▶ [Input]:

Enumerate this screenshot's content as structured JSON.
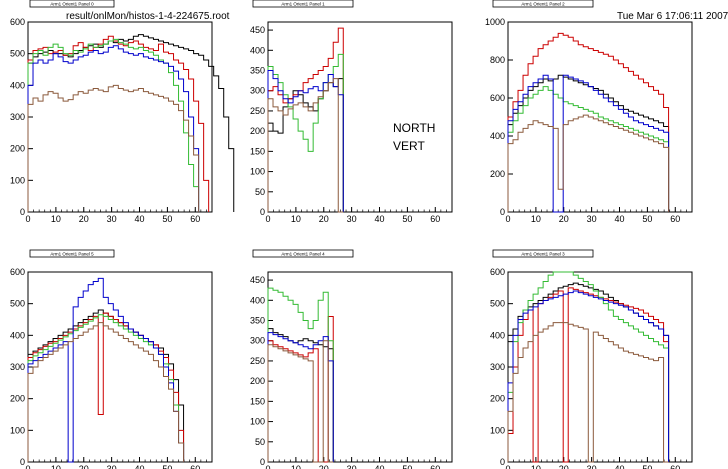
{
  "header": {
    "file": "result/onlMon/histos-1-4-224675.root",
    "date": "Tue Mar  6 17:06:11 2007"
  },
  "annotations": [
    "NORTH",
    "VERT"
  ],
  "colors": {
    "black": "#000000",
    "red": "#cc0000",
    "green": "#33bb33",
    "blue": "#0000cc",
    "brown": "#8b5a3c"
  },
  "chart_data": [
    {
      "type": "line",
      "title": "Arm1 Orient1 Panel 0",
      "xlim": [
        0,
        66
      ],
      "ylim": [
        0,
        600
      ],
      "xticks": [
        0,
        10,
        20,
        30,
        40,
        50,
        60
      ],
      "yticks": [
        0,
        100,
        200,
        300,
        400,
        500,
        600
      ],
      "series": [
        {
          "color": "black",
          "values": [
            470,
            490,
            500,
            505,
            510,
            500,
            500,
            495,
            490,
            500,
            510,
            520,
            525,
            530,
            520,
            530,
            540,
            535,
            545,
            540,
            545,
            555,
            560,
            555,
            550,
            545,
            540,
            535,
            530,
            525,
            520,
            515,
            510,
            500,
            495,
            480,
            460,
            430,
            390,
            300,
            200
          ]
        },
        {
          "color": "red",
          "values": [
            480,
            510,
            515,
            520,
            500,
            505,
            510,
            495,
            500,
            525,
            535,
            520,
            510,
            520,
            530,
            545,
            555,
            540,
            530,
            525,
            535,
            540,
            530,
            520,
            515,
            510,
            530,
            505,
            500,
            480,
            470,
            450,
            420,
            350,
            280,
            100
          ]
        },
        {
          "color": "green",
          "values": [
            470,
            500,
            510,
            495,
            520,
            530,
            520,
            500,
            495,
            510,
            505,
            515,
            530,
            520,
            525,
            530,
            540,
            545,
            535,
            530,
            520,
            515,
            520,
            510,
            505,
            495,
            480,
            470,
            440,
            400,
            350,
            250,
            150,
            80
          ]
        },
        {
          "color": "blue",
          "values": [
            400,
            470,
            480,
            470,
            480,
            500,
            490,
            475,
            470,
            480,
            490,
            495,
            505,
            510,
            500,
            505,
            520,
            525,
            515,
            505,
            500,
            495,
            500,
            490,
            485,
            480,
            475,
            470,
            460,
            445,
            420,
            380,
            300,
            200
          ]
        },
        {
          "color": "brown",
          "values": [
            340,
            360,
            350,
            370,
            380,
            375,
            360,
            350,
            355,
            370,
            380,
            375,
            385,
            390,
            385,
            380,
            395,
            400,
            390,
            385,
            380,
            385,
            390,
            380,
            375,
            370,
            365,
            360,
            350,
            340,
            320,
            290,
            240,
            180
          ]
        }
      ]
    },
    {
      "type": "line",
      "title": "Arm1 Orient1 Panel 1",
      "xlim": [
        0,
        66
      ],
      "ylim": [
        0,
        470
      ],
      "xticks": [
        0,
        10,
        20,
        30,
        40,
        50,
        60
      ],
      "yticks": [
        0,
        50,
        100,
        150,
        200,
        250,
        300,
        350,
        400,
        450
      ],
      "series": [
        {
          "color": "black",
          "values": [
            220,
            200,
            195,
            260,
            280,
            300,
            290,
            270,
            260,
            250,
            280,
            300,
            320,
            310,
            330
          ]
        },
        {
          "color": "red",
          "values": [
            300,
            310,
            290,
            270,
            280,
            290,
            300,
            320,
            330,
            340,
            350,
            360,
            380,
            420,
            455
          ]
        },
        {
          "color": "green",
          "values": [
            360,
            340,
            320,
            290,
            260,
            230,
            200,
            180,
            150,
            220,
            280,
            320,
            340,
            360,
            390
          ]
        },
        {
          "color": "blue",
          "values": [
            350,
            330,
            300,
            280,
            270,
            285,
            300,
            295,
            305,
            310,
            300,
            320,
            340,
            310,
            290
          ]
        },
        {
          "color": "brown",
          "values": [
            280,
            260,
            250,
            240,
            255,
            265,
            270,
            260,
            250,
            270,
            285,
            300,
            320,
            330,
            0
          ]
        }
      ]
    },
    {
      "type": "line",
      "title": "Arm1 Orient1 Panel 2",
      "xlim": [
        0,
        66
      ],
      "ylim": [
        0,
        1000
      ],
      "xticks": [
        0,
        10,
        20,
        30,
        40,
        50,
        60
      ],
      "yticks": [
        0,
        200,
        400,
        600,
        800,
        1000
      ],
      "series": [
        {
          "color": "black",
          "values": [
            460,
            520,
            560,
            600,
            640,
            660,
            680,
            700,
            690,
            700,
            720,
            710,
            700,
            690,
            680,
            670,
            660,
            650,
            640,
            620,
            600,
            580,
            560,
            540,
            530,
            520,
            510,
            500,
            490,
            480,
            470,
            450
          ]
        },
        {
          "color": "red",
          "values": [
            500,
            580,
            640,
            720,
            780,
            820,
            860,
            880,
            900,
            920,
            940,
            930,
            920,
            900,
            880,
            870,
            860,
            850,
            840,
            830,
            820,
            800,
            780,
            760,
            740,
            720,
            700,
            680,
            660,
            640,
            620,
            550
          ]
        },
        {
          "color": "green",
          "values": [
            420,
            480,
            520,
            560,
            600,
            620,
            640,
            660,
            640,
            620,
            600,
            580,
            570,
            560,
            550,
            540,
            530,
            520,
            500,
            490,
            480,
            470,
            460,
            450,
            440,
            430,
            420,
            410,
            400,
            390,
            380,
            370
          ]
        },
        {
          "color": "blue",
          "values": [
            480,
            540,
            580,
            620,
            660,
            680,
            700,
            720,
            700,
            0,
            0,
            720,
            710,
            700,
            690,
            680,
            660,
            640,
            620,
            600,
            580,
            560,
            540,
            520,
            500,
            480,
            470,
            460,
            450,
            440,
            430,
            420
          ]
        },
        {
          "color": "brown",
          "values": [
            360,
            380,
            420,
            440,
            460,
            480,
            470,
            460,
            450,
            440,
            120,
            460,
            480,
            490,
            500,
            510,
            500,
            490,
            480,
            470,
            460,
            450,
            440,
            430,
            420,
            410,
            400,
            390,
            380,
            370,
            360,
            340
          ]
        }
      ]
    },
    {
      "type": "line",
      "title": "Arm1 Orient1 Panel 5",
      "xlim": [
        0,
        66
      ],
      "ylim": [
        0,
        600
      ],
      "xticks": [
        0,
        10,
        20,
        30,
        40,
        50,
        60
      ],
      "yticks": [
        0,
        100,
        200,
        300,
        400,
        500,
        600
      ],
      "series": [
        {
          "color": "black",
          "values": [
            340,
            350,
            360,
            370,
            380,
            390,
            400,
            410,
            420,
            430,
            440,
            450,
            460,
            470,
            480,
            470,
            460,
            450,
            440,
            430,
            420,
            410,
            400,
            390,
            380,
            370,
            360,
            340,
            310,
            260,
            180
          ]
        },
        {
          "color": "red",
          "values": [
            330,
            345,
            355,
            365,
            375,
            380,
            390,
            400,
            410,
            420,
            430,
            440,
            450,
            460,
            150,
            470,
            460,
            450,
            440,
            430,
            420,
            410,
            400,
            390,
            380,
            370,
            350,
            330,
            290,
            220,
            100
          ]
        },
        {
          "color": "green",
          "values": [
            320,
            335,
            345,
            355,
            365,
            375,
            385,
            395,
            405,
            415,
            425,
            435,
            445,
            455,
            465,
            460,
            450,
            440,
            430,
            420,
            410,
            400,
            390,
            380,
            370,
            360,
            340,
            310,
            260,
            180,
            60
          ]
        },
        {
          "color": "blue",
          "values": [
            310,
            320,
            330,
            340,
            350,
            360,
            370,
            380,
            0,
            490,
            520,
            540,
            560,
            570,
            580,
            520,
            500,
            480,
            460,
            440,
            420,
            410,
            400,
            390,
            380,
            360,
            340,
            300,
            250,
            160,
            60
          ]
        },
        {
          "color": "brown",
          "values": [
            280,
            300,
            320,
            330,
            340,
            350,
            360,
            370,
            380,
            390,
            400,
            410,
            420,
            430,
            440,
            430,
            420,
            410,
            400,
            390,
            380,
            370,
            360,
            350,
            340,
            320,
            300,
            270,
            230,
            160,
            60
          ]
        }
      ]
    },
    {
      "type": "line",
      "title": "Arm1 Orient1 Panel 4",
      "xlim": [
        0,
        66
      ],
      "ylim": [
        0,
        470
      ],
      "xticks": [
        0,
        10,
        20,
        30,
        40,
        50,
        60
      ],
      "yticks": [
        0,
        50,
        100,
        150,
        200,
        250,
        300,
        350,
        400,
        450
      ],
      "series": [
        {
          "color": "black",
          "values": [
            330,
            320,
            315,
            310,
            300,
            295,
            300,
            305,
            300,
            295,
            290,
            285,
            280
          ]
        },
        {
          "color": "red",
          "values": [
            300,
            290,
            285,
            280,
            275,
            270,
            265,
            260,
            270,
            280,
            0,
            0,
            360
          ]
        },
        {
          "color": "green",
          "values": [
            430,
            425,
            420,
            410,
            400,
            390,
            370,
            350,
            330,
            350,
            400,
            420,
            300
          ]
        },
        {
          "color": "blue",
          "values": [
            320,
            315,
            310,
            305,
            300,
            295,
            290,
            285,
            280,
            290,
            300,
            310,
            250
          ]
        },
        {
          "color": "brown",
          "values": [
            290,
            285,
            280,
            275,
            270,
            265,
            260,
            255,
            250,
            0,
            0,
            300,
            0
          ]
        }
      ]
    },
    {
      "type": "line",
      "title": "Arm1 Orient1 Panel 3",
      "xlim": [
        0,
        66
      ],
      "ylim": [
        0,
        600
      ],
      "xticks": [
        0,
        10,
        20,
        30,
        40,
        50,
        60
      ],
      "yticks": [
        0,
        100,
        200,
        300,
        400,
        500,
        600
      ],
      "series": [
        {
          "color": "black",
          "values": [
            380,
            420,
            460,
            480,
            490,
            500,
            510,
            520,
            530,
            540,
            550,
            555,
            560,
            565,
            560,
            555,
            550,
            545,
            540,
            530,
            520,
            510,
            500,
            490,
            480,
            470,
            460,
            450,
            440,
            430,
            420,
            400
          ]
        },
        {
          "color": "red",
          "values": [
            90,
            300,
            400,
            450,
            480,
            0,
            500,
            510,
            520,
            530,
            540,
            0,
            550,
            545,
            540,
            535,
            530,
            525,
            520,
            515,
            510,
            505,
            500,
            495,
            490,
            485,
            480,
            470,
            460,
            450,
            440,
            380
          ]
        },
        {
          "color": "green",
          "values": [
            220,
            380,
            440,
            480,
            510,
            530,
            550,
            570,
            590,
            600,
            610,
            605,
            600,
            590,
            580,
            570,
            560,
            540,
            520,
            500,
            480,
            460,
            450,
            440,
            430,
            420,
            410,
            400,
            390,
            380,
            370,
            360
          ]
        },
        {
          "color": "blue",
          "values": [
            250,
            400,
            450,
            470,
            480,
            490,
            500,
            510,
            515,
            520,
            525,
            530,
            535,
            540,
            535,
            530,
            525,
            520,
            515,
            510,
            505,
            500,
            495,
            490,
            480,
            470,
            460,
            450,
            440,
            430,
            420,
            400
          ]
        },
        {
          "color": "brown",
          "values": [
            160,
            280,
            330,
            360,
            380,
            400,
            410,
            420,
            430,
            440,
            440,
            440,
            435,
            430,
            425,
            420,
            0,
            410,
            400,
            390,
            380,
            370,
            360,
            350,
            345,
            340,
            335,
            330,
            325,
            320,
            330,
            0
          ]
        }
      ]
    }
  ]
}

▶ [Direction]: Set out every line from the material that contains the string "title".

▶ [Answer to the problem]:
      "title": "Arm1 Orient1 Panel 0",
      "title": "Arm1 Orient1 Panel 1",
      "title": "Arm1 Orient1 Panel 2",
      "title": "Arm1 Orient1 Panel 5",
      "title": "Arm1 Orient1 Panel 4",
      "title": "Arm1 Orient1 Panel 3",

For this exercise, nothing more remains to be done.